= Exercise passage =
Brooke-Turner, who, by the way, has an interesting
alter-ego Tony
Penultimate, adds vocals on songs such as ‘Yes
Sir, I can boogie’ and ‘Shaft’.
Yes – if you haven’t got it by now that’s
the joke – ukuleles play rock classics, ranging
from a Simon and Garfunkel style ‘Anarchy
in the UK’, Splodgenessabounds’
brilliant situationalist punk classic ‘Two
pints of lager and a packet of crisps please’,
Lou Reed’s ‘Satellite’ and even
Serge Gainsbourg and Jane Birkin’s ‘Je
t'aime... moi non plus’. |
|
They finish the first half of the evening with a
very clever version of ‘Sympathy for the Devil’
which ends up with each member of the Orchestra
playing and singing at least one different song,
including ‘If I was a Carpenter’, ‘Hey
Jude’, ‘Save the last dance for me’,
‘You sexy thing’, ‘I’m waiting
for my man’ and David Bowie’s ‘Heroes’.

= Directions =
1. Translate this sentence from the ukulele review into French: "Brooke-Turner, who, by the way, has an interesting alter-ego Tony Penultimate, adds vocals on songs such as ‘Yes Sir, I can boogie’ and ‘Shaft’."
2. Write the next part of the ukulele review, picking up after its final sentence.
None of the lines after this text is needed for the work on it.

= Data supplied =
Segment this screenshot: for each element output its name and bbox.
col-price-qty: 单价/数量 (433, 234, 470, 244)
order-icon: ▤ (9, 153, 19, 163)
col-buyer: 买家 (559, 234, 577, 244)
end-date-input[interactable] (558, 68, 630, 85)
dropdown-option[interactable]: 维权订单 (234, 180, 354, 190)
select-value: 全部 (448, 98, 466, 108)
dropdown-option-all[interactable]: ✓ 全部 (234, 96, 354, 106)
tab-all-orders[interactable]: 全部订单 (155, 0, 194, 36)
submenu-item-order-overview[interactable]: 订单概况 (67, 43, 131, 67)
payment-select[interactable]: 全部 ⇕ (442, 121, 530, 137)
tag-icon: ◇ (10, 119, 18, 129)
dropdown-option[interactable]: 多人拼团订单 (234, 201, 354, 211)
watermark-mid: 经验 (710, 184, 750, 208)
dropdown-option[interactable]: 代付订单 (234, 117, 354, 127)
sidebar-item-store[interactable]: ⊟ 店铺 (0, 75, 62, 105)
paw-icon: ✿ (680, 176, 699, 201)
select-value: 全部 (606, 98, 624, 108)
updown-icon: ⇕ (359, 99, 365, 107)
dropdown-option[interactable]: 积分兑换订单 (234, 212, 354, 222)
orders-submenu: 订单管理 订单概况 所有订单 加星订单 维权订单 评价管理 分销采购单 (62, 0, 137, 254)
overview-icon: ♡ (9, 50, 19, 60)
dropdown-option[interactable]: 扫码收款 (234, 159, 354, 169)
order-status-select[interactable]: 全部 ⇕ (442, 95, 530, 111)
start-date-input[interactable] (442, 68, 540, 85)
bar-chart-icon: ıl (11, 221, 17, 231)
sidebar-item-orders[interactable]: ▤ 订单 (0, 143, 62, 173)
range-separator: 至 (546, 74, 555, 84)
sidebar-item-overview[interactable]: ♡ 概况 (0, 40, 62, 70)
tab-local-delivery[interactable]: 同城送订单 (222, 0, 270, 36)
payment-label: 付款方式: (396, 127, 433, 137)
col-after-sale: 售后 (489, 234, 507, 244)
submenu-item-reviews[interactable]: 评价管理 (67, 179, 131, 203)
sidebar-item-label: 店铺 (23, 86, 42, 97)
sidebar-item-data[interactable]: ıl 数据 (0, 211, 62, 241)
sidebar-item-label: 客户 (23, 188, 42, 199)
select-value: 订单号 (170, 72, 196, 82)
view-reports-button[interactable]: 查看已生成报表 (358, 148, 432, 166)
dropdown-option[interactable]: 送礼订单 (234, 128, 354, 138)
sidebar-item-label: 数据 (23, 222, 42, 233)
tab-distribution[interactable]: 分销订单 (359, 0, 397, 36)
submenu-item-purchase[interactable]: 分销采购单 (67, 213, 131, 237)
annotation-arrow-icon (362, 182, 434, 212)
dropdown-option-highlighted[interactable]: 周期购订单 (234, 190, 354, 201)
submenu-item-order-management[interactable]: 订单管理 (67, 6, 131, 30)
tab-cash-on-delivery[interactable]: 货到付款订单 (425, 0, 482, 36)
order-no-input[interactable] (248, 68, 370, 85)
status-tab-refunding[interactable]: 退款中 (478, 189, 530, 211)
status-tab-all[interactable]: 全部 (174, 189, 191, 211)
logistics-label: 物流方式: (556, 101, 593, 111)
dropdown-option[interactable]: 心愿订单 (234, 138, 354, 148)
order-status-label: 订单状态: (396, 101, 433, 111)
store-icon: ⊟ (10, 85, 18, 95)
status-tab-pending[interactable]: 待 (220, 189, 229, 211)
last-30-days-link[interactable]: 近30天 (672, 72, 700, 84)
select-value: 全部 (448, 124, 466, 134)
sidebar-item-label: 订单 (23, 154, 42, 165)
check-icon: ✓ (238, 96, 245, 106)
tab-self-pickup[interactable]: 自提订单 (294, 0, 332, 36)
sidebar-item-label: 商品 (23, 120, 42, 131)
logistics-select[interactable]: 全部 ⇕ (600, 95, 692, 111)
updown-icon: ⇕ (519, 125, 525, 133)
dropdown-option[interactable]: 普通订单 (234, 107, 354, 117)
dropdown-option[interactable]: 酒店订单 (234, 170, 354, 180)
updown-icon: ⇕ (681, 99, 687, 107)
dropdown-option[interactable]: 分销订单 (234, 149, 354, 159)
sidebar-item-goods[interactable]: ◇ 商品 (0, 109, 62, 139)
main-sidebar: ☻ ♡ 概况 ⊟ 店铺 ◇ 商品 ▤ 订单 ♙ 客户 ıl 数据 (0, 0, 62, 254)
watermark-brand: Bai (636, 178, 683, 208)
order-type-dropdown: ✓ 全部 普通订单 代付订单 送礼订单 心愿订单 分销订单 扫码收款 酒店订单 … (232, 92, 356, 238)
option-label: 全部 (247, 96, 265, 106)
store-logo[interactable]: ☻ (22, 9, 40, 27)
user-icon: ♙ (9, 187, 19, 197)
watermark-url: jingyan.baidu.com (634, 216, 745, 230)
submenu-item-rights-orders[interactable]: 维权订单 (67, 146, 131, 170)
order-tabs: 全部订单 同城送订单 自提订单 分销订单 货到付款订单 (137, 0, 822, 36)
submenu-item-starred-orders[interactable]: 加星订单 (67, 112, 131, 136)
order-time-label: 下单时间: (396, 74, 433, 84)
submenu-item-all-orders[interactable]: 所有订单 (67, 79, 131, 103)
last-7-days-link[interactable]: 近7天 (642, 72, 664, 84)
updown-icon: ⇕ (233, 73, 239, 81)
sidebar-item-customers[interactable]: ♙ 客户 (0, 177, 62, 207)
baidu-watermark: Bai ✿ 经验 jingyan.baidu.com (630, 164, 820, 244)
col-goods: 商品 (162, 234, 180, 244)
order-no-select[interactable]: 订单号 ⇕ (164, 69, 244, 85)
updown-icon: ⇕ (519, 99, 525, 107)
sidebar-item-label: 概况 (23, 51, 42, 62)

= Answer list =
1. Brooke-Turner, qui possède d'ailleurs un alter ego intéressant, Tony Penultimate, assure le chant sur des morceaux tels que ‘Yes Sir, I can boogie’ et ‘Shaft’.

2.
But this was as nothing to the tour de force with
which they ended the show, that “folk-song”
from “The People’s Republic of South
Yorkshire”, Kate Bush’s ‘Wuthering
Heights’ sung wonderfully by Hinchcliffe in
a jazz style. As I observed previously, it’s
just what the sometimes achingly pretentious Ms
Bush deserves. And just to remind us that it was
Christmas they rounded things off with more meticulously
arranged Christmas tunes. So with not a snow-ball
throwing urchin in sight, we walked back through
the frosty streets of East London to the car which
was glowing in the warmth of a packed Kebab House.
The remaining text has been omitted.